* **Work to complete**: Where the data below has the string "politically", return the whole line.

* **Records for the task**:
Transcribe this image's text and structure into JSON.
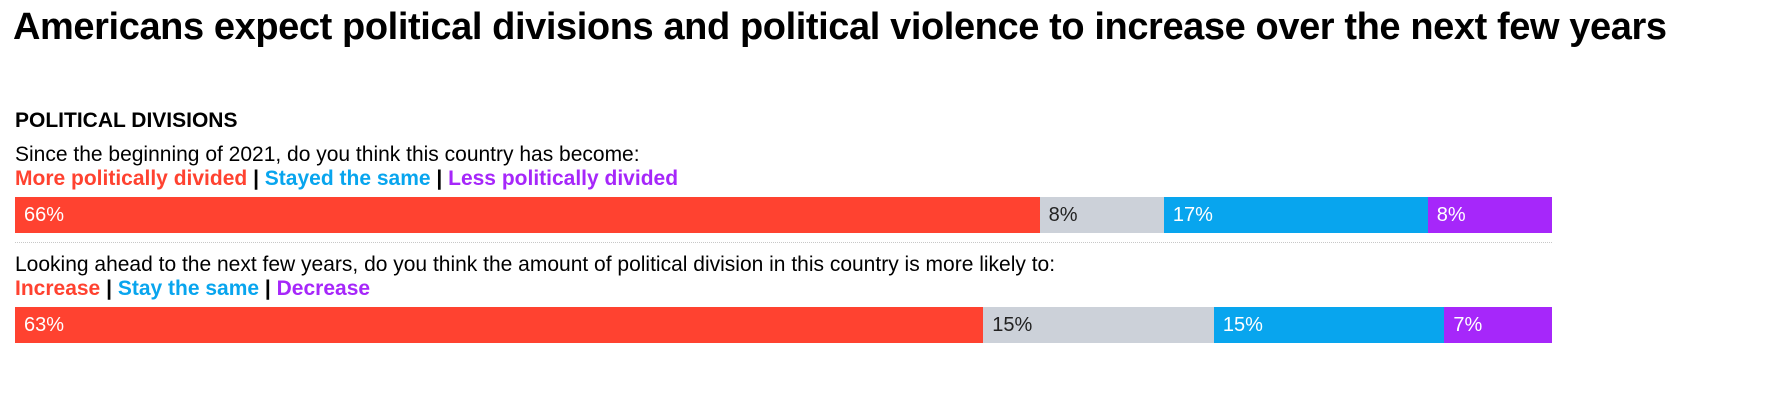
{
  "title": "Americans expect political divisions and political violence to increase over the next few years",
  "section_label": "POLITICAL DIVISIONS",
  "colors": {
    "red": "#ff4230",
    "gray": "#ccd1d9",
    "blue": "#08a5ee",
    "purple": "#a627fa"
  },
  "chart_data": {
    "type": "bar",
    "orientation": "horizontal-stacked-100",
    "rows": [
      {
        "question": "Since the beginning of 2021, do you think this country has become:",
        "legend": [
          {
            "label": "More politically divided",
            "color": "#ff4230"
          },
          {
            "label": "Stayed the same",
            "color": "#08a5ee"
          },
          {
            "label": "Less politically divided",
            "color": "#a627fa"
          }
        ],
        "segments": [
          {
            "value": 66,
            "label": "66%",
            "color": "#ff4230",
            "text_color": "#ffffff"
          },
          {
            "value": 8,
            "label": "8%",
            "color": "#ccd1d9",
            "text_color": "#222222"
          },
          {
            "value": 17,
            "label": "17%",
            "color": "#08a5ee",
            "text_color": "#ffffff"
          },
          {
            "value": 8,
            "label": "8%",
            "color": "#a627fa",
            "text_color": "#ffffff"
          }
        ]
      },
      {
        "question": "Looking ahead to the next few years, do you think the amount of political division in this country is more likely to:",
        "legend": [
          {
            "label": "Increase",
            "color": "#ff4230"
          },
          {
            "label": "Stay the same",
            "color": "#08a5ee"
          },
          {
            "label": "Decrease",
            "color": "#a627fa"
          }
        ],
        "segments": [
          {
            "value": 63,
            "label": "63%",
            "color": "#ff4230",
            "text_color": "#ffffff"
          },
          {
            "value": 15,
            "label": "15%",
            "color": "#ccd1d9",
            "text_color": "#222222"
          },
          {
            "value": 15,
            "label": "15%",
            "color": "#08a5ee",
            "text_color": "#ffffff"
          },
          {
            "value": 7,
            "label": "7%",
            "color": "#a627fa",
            "text_color": "#ffffff"
          }
        ]
      }
    ]
  }
}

* **Answer to the problem**:
            "label": "More politically divided",
            "label": "Less politically divided",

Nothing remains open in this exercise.